_TASK INSTRUCTIONS_
Reproduce all entries precisely as they are written.

_DATASET RECORDS_
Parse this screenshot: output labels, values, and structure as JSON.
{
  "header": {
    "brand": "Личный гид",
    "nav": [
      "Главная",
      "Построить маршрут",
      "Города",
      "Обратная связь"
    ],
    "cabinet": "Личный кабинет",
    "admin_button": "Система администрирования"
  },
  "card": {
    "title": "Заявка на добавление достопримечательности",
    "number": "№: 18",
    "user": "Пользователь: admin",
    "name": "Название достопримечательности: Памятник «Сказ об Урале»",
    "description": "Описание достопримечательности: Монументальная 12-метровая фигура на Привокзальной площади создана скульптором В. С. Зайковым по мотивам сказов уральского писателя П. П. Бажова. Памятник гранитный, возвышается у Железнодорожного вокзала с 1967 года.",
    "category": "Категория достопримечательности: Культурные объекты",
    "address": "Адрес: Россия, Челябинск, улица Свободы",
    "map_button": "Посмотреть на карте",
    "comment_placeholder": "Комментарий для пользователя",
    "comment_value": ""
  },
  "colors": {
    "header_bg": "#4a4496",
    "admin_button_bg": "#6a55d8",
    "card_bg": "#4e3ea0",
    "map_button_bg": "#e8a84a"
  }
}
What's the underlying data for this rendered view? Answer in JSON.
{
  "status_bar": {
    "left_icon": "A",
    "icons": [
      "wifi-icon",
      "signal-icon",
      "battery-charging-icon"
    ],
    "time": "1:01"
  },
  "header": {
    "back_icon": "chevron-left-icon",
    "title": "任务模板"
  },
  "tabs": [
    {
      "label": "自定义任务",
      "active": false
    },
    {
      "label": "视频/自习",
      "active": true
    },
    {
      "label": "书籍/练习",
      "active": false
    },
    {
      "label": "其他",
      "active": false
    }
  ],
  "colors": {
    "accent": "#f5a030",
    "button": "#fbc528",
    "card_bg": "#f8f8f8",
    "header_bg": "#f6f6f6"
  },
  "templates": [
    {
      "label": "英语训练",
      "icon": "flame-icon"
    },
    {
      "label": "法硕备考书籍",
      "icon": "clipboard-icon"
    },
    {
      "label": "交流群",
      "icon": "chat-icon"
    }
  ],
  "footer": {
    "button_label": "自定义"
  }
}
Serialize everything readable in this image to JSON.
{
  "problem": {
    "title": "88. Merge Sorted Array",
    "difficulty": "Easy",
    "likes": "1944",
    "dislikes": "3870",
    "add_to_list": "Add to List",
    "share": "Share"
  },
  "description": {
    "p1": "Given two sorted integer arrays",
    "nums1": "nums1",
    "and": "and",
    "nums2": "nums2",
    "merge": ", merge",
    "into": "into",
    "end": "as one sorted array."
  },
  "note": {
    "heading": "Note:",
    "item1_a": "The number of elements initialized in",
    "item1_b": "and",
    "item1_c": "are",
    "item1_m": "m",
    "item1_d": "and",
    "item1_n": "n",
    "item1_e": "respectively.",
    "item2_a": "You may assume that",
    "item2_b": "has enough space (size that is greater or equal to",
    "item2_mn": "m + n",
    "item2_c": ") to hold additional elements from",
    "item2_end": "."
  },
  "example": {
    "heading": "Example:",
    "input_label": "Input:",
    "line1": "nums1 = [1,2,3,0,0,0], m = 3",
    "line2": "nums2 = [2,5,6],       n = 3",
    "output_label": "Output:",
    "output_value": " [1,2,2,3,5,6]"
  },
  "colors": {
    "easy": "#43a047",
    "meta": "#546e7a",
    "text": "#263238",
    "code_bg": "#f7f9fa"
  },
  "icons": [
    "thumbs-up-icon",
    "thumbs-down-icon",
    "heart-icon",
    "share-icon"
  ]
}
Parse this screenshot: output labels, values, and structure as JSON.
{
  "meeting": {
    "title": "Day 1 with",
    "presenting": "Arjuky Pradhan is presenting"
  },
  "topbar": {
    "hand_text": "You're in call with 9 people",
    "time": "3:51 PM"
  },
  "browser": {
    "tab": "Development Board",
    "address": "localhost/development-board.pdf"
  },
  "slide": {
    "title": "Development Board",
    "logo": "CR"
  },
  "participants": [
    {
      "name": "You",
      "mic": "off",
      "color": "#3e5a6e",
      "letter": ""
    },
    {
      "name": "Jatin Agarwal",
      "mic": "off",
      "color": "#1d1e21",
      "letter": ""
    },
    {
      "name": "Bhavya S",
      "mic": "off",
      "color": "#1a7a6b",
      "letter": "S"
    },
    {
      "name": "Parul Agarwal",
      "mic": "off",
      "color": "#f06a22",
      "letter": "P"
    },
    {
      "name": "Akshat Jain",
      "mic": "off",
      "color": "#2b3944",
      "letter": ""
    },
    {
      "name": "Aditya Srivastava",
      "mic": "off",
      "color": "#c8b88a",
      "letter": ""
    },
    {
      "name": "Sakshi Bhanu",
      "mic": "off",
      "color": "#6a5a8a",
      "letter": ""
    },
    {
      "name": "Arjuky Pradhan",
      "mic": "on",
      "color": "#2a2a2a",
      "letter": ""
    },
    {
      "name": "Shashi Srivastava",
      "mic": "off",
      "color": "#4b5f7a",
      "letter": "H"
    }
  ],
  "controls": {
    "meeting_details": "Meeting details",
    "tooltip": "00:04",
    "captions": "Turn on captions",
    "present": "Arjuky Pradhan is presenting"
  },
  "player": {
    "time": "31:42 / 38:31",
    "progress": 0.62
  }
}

_FINAL RESULT_
Parse this screenshot: output labels, values, and structure as JSON.
{
  "header": {
    "brand": "Личный гид",
    "nav": [
      "Главная",
      "Построить маршрут",
      "Города",
      "Обратная связь"
    ],
    "cabinet": "Личный кабинет",
    "admin_button": "Система администрирования"
  },
  "card": {
    "title": "Заявка на добавление достопримечательности",
    "number": "№: 18",
    "user": "Пользователь: admin",
    "name": "Название достопримечательности: Памятник «Сказ об Урале»",
    "description": "Описание достопримечательности: Монументальная 12-метровая фигура на Привокзальной площади создана скульптором В. С. Зайковым по мотивам сказов уральского писателя П. П. Бажова. Памятник гранитный, возвышается у Железнодорожного вокзала с 1967 года.",
    "category": "Категория достопримечательности: Культурные объекты",
    "address": "Адрес: Россия, Челябинск, улица Свободы",
    "map_button": "Посмотреть на карте",
    "comment_placeholder": "Комментарий для пользователя",
    "comment_value": ""
  },
  "colors": {
    "header_bg": "#4a4496",
    "admin_button_bg": "#6a55d8",
    "card_bg": "#4e3ea0",
    "map_button_bg": "#e8a84a"
  }
}
What's the underlying data for this rendered view? Answer in JSON.
{
  "status_bar": {
    "left_icon": "A",
    "icons": [
      "wifi-icon",
      "signal-icon",
      "battery-charging-icon"
    ],
    "time": "1:01"
  },
  "header": {
    "back_icon": "chevron-left-icon",
    "title": "任务模板"
  },
  "tabs": [
    {
      "label": "自定义任务",
      "active": false
    },
    {
      "label": "视频/自习",
      "active": true
    },
    {
      "label": "书籍/练习",
      "active": false
    },
    {
      "label": "其他",
      "active": false
    }
  ],
  "colors": {
    "accent": "#f5a030",
    "button": "#fbc528",
    "card_bg": "#f8f8f8",
    "header_bg": "#f6f6f6"
  },
  "templates": [
    {
      "label": "英语训练",
      "icon": "flame-icon"
    },
    {
      "label": "法硕备考书籍",
      "icon": "clipboard-icon"
    },
    {
      "label": "交流群",
      "icon": "chat-icon"
    }
  ],
  "footer": {
    "button_label": "自定义"
  }
}
Serialize everything readable in this image to JSON.
{
  "problem": {
    "title": "88. Merge Sorted Array",
    "difficulty": "Easy",
    "likes": "1944",
    "dislikes": "3870",
    "add_to_list": "Add to List",
    "share": "Share"
  },
  "description": {
    "p1": "Given two sorted integer arrays",
    "nums1": "nums1",
    "and": "and",
    "nums2": "nums2",
    "merge": ", merge",
    "into": "into",
    "end": "as one sorted array."
  },
  "note": {
    "heading": "Note:",
    "item1_a": "The number of elements initialized in",
    "item1_b": "and",
    "item1_c": "are",
    "item1_m": "m",
    "item1_d": "and",
    "item1_n": "n",
    "item1_e": "respectively.",
    "item2_a": "You may assume that",
    "item2_b": "has enough space (size that is greater or equal to",
    "item2_mn": "m + n",
    "item2_c": ") to hold additional elements from",
    "item2_end": "."
  },
  "example": {
    "heading": "Example:",
    "input_label": "Input:",
    "line1": "nums1 = [1,2,3,0,0,0], m = 3",
    "line2": "nums2 = [2,5,6],       n = 3",
    "output_label": "Output:",
    "output_value": " [1,2,2,3,5,6]"
  },
  "colors": {
    "easy": "#43a047",
    "meta": "#546e7a",
    "text": "#263238",
    "code_bg": "#f7f9fa"
  },
  "icons": [
    "thumbs-up-icon",
    "thumbs-down-icon",
    "heart-icon",
    "share-icon"
  ]
}
Parse this screenshot: output labels, values, and structure as JSON.
{
  "meeting": {
    "title": "Day 1 with",
    "presenting": "Arjuky Pradhan is presenting"
  },
  "topbar": {
    "hand_text": "You're in call with 9 people",
    "time": "3:51 PM"
  },
  "browser": {
    "tab": "Development Board",
    "address": "localhost/development-board.pdf"
  },
  "slide": {
    "title": "Development Board",
    "logo": "CR"
  },
  "participants": [
    {
      "name": "You",
      "mic": "off",
      "color": "#3e5a6e",
      "letter": ""
    },
    {
      "name": "Jatin Agarwal",
      "mic": "off",
      "color": "#1d1e21",
      "letter": ""
    },
    {
      "name": "Bhavya S",
      "mic": "off",
      "color": "#1a7a6b",
      "letter": "S"
    },
    {
      "name": "Parul Agarwal",
      "mic": "off",
      "color": "#f06a22",
      "letter": "P"
    },
    {
      "name": "Akshat Jain",
      "mic": "off",
      "color": "#2b3944",
      "letter": ""
    },
    {
      "name": "Aditya Srivastava",
      "mic": "off",
      "color": "#c8b88a",
      "letter": ""
    },
    {
      "name": "Sakshi Bhanu",
      "mic": "off",
      "color": "#6a5a8a",
      "letter": ""
    },
    {
      "name": "Arjuky Pradhan",
      "mic": "on",
      "color": "#2a2a2a",
      "letter": ""
    },
    {
      "name": "Shashi Srivastava",
      "mic": "off",
      "color": "#4b5f7a",
      "letter": "H"
    }
  ],
  "controls": {
    "meeting_details": "Meeting details",
    "tooltip": "00:04",
    "captions": "Turn on captions",
    "present": "Arjuky Pradhan is presenting"
  },
  "player": {
    "time": "31:42 / 38:31",
    "progress": 0.62
  }
}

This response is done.